### PROVIDED MATERIAL

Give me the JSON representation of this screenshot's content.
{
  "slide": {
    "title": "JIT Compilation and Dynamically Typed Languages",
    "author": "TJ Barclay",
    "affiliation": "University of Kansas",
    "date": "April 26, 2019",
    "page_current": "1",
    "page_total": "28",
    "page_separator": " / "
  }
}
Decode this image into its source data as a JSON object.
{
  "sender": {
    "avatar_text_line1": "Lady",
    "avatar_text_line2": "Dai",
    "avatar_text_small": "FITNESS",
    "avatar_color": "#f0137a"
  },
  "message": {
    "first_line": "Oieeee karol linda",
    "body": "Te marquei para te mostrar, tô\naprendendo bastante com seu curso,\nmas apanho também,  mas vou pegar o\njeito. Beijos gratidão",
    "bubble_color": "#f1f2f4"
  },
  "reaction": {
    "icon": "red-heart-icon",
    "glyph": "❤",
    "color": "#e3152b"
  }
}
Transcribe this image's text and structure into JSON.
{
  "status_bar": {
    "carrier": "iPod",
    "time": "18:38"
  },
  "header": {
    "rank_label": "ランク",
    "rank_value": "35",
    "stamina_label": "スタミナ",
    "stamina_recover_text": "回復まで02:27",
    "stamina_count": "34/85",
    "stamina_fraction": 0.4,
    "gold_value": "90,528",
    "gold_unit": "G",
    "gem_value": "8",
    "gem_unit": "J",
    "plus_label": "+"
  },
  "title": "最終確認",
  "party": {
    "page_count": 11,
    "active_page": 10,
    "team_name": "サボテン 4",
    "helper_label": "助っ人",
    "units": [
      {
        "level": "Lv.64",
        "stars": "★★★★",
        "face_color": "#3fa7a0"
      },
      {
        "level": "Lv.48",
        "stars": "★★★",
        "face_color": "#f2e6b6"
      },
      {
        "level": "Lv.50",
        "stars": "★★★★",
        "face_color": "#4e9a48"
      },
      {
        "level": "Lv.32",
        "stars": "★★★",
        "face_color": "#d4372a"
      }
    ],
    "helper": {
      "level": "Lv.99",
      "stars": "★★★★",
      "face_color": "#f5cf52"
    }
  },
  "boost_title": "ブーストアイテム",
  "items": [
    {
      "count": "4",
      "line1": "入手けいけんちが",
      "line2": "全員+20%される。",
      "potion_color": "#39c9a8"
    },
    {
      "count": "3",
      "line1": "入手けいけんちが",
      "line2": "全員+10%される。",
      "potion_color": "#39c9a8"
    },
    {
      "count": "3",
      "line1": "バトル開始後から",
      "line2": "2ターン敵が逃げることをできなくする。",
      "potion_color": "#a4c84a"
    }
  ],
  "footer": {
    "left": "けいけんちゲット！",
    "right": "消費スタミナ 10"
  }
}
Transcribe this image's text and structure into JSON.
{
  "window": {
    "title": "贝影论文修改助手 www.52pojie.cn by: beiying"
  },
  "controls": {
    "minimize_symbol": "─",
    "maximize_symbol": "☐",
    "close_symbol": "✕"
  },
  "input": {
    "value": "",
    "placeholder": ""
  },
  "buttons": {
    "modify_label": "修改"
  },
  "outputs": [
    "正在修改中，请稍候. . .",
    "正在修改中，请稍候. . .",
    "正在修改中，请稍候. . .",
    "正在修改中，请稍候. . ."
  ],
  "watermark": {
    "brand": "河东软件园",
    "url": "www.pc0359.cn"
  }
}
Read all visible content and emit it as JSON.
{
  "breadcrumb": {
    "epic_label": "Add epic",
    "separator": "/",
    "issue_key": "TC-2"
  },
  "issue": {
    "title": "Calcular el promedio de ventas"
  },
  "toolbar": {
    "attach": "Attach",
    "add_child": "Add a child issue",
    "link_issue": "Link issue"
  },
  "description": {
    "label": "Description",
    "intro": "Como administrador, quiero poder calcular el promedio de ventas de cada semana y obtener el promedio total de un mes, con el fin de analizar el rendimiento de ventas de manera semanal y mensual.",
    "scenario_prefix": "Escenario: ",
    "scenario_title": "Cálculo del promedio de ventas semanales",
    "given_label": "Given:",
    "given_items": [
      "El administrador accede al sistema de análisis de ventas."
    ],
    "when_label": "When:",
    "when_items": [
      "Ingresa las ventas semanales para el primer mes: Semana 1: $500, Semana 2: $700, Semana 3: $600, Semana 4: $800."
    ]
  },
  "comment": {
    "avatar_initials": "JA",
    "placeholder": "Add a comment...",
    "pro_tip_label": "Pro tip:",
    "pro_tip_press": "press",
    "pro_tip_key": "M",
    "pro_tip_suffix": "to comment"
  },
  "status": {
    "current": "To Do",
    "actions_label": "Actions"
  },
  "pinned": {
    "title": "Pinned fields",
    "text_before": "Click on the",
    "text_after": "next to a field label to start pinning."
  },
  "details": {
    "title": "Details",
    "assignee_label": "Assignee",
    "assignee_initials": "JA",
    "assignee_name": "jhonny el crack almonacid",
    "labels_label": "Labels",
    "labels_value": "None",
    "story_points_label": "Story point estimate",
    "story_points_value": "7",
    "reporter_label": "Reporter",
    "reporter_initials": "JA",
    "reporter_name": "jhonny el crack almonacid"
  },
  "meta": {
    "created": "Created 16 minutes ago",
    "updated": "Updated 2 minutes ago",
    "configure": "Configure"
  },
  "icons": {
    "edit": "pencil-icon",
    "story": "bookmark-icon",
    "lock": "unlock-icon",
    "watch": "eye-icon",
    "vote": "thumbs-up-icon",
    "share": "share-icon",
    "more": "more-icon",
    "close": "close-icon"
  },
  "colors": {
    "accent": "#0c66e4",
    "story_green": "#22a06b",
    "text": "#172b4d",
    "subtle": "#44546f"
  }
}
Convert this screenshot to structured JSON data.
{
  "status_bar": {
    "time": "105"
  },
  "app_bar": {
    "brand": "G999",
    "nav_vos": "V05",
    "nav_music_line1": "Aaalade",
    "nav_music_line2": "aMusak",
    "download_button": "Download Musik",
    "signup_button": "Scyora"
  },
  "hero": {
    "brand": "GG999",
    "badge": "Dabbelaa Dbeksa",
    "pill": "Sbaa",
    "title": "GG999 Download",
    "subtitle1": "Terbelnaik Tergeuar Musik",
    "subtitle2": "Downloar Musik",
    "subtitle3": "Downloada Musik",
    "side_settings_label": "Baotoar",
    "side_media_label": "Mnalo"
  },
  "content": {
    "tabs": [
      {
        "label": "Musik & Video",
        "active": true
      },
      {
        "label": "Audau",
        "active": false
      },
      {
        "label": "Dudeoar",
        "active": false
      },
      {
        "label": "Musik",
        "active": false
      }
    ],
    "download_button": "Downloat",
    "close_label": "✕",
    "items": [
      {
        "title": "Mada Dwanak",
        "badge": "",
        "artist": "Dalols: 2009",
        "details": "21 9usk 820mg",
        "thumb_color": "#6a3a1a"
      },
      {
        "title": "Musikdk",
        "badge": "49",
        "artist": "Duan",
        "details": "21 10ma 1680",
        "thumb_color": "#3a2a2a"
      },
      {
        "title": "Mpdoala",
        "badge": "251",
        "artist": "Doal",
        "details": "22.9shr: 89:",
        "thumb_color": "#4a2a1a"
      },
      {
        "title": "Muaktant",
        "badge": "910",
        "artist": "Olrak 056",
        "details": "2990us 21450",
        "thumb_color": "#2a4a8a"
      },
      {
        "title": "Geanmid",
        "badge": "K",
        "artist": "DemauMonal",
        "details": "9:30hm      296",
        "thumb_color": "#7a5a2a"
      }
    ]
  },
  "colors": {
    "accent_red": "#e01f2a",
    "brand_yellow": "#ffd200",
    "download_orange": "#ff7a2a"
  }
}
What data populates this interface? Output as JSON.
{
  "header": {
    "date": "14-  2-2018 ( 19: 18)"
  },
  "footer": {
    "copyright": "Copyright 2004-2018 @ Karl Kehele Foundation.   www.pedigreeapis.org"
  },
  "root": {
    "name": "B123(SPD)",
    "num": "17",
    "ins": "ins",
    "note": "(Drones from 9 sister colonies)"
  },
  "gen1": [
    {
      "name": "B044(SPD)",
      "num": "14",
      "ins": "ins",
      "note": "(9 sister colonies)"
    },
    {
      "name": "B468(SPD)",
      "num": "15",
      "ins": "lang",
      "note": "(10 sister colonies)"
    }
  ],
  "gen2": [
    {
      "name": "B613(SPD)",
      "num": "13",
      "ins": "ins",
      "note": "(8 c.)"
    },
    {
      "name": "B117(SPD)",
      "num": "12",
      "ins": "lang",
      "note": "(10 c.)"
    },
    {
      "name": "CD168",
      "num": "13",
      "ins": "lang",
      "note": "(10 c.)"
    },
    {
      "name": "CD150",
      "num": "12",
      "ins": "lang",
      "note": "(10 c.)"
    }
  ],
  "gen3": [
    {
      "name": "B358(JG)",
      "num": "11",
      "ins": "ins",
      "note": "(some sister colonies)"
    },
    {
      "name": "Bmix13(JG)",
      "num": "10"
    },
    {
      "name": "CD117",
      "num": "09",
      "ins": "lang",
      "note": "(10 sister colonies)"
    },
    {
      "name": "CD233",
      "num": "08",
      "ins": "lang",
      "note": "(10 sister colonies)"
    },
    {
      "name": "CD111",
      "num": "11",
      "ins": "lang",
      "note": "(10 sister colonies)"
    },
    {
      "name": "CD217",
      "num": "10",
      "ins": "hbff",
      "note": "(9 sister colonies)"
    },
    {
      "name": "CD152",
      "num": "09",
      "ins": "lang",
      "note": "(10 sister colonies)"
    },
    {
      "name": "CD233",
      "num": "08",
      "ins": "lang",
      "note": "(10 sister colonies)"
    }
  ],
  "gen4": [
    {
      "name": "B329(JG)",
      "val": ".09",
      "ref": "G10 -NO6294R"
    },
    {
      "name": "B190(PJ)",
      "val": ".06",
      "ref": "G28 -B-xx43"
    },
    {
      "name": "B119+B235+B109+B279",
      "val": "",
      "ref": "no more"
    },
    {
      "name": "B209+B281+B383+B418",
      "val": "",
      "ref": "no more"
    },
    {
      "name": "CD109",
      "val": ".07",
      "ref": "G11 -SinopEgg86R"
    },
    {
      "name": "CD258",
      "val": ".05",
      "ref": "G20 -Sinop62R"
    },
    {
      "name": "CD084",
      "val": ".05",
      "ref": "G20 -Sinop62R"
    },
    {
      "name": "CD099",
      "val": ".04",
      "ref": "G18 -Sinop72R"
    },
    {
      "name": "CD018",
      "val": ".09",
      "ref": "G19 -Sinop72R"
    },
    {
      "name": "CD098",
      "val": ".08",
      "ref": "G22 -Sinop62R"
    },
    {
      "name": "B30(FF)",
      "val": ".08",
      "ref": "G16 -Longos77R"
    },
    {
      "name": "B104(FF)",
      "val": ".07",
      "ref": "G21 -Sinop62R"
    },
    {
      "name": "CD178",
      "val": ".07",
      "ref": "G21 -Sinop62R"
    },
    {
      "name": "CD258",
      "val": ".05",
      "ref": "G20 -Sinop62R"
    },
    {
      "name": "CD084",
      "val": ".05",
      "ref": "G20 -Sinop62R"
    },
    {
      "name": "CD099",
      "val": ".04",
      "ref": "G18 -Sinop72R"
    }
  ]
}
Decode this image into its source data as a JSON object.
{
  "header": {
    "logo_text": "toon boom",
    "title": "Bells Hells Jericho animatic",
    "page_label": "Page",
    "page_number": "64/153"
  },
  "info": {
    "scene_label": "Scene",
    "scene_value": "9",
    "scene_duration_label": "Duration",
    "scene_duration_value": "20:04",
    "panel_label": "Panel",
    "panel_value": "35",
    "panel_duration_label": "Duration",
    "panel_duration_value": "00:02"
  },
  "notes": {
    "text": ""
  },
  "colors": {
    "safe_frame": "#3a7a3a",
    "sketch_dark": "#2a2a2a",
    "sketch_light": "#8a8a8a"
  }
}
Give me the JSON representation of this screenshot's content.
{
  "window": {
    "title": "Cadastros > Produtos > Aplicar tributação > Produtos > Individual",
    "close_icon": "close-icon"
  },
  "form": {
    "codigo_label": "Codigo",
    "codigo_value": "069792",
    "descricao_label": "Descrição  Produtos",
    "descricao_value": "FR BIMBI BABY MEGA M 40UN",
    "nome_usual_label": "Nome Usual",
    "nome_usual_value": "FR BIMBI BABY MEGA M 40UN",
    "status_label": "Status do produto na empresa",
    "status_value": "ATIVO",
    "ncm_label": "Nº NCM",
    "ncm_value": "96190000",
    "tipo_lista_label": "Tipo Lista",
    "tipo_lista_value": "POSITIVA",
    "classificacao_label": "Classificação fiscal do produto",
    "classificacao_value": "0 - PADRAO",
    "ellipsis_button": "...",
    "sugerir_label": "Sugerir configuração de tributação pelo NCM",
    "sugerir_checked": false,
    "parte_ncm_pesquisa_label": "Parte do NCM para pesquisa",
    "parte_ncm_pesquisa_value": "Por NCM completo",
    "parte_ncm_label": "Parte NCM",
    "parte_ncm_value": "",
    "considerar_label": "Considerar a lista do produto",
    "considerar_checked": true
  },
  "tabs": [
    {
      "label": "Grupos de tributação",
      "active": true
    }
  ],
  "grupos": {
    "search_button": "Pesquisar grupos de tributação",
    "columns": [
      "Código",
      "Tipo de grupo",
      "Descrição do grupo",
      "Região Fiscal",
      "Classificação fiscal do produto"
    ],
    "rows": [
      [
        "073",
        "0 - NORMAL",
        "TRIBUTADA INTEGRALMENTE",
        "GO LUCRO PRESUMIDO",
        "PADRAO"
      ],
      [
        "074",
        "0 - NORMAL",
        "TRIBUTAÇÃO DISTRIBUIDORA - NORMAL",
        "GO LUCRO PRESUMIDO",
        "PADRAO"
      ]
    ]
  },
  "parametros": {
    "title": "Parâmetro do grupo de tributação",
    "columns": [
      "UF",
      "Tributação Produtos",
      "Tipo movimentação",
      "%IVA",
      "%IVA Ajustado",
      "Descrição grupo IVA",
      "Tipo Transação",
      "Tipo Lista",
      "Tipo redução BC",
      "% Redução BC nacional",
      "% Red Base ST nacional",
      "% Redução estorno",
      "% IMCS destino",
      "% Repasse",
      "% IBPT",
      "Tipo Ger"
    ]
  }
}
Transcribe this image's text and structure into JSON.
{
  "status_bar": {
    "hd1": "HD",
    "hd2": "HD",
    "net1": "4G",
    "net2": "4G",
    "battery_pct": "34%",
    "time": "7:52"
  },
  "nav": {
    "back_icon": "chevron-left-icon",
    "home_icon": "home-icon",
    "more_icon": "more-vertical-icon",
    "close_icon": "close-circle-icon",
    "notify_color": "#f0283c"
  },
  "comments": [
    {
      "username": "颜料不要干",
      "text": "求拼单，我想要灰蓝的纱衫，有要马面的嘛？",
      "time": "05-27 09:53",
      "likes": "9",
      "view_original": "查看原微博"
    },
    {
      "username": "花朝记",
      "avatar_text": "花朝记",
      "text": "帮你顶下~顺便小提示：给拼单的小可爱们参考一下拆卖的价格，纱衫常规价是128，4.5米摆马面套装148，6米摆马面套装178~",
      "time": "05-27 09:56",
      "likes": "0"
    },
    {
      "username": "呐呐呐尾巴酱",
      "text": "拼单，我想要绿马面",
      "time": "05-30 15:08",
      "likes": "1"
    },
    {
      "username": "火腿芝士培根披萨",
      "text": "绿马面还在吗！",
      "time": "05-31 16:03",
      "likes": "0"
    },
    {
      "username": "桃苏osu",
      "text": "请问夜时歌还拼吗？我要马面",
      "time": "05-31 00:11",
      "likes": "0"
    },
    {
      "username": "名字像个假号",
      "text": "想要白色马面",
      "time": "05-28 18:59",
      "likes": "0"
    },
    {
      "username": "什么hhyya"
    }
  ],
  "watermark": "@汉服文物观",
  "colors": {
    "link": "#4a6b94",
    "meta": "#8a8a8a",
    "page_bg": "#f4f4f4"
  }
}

### AIM
Read the lines above. Gather those in which the string "minutes" is found.

### THE ANSWER
    "created": "Created 16 minutes ago",
    "updated": "Updated 2 minutes ago",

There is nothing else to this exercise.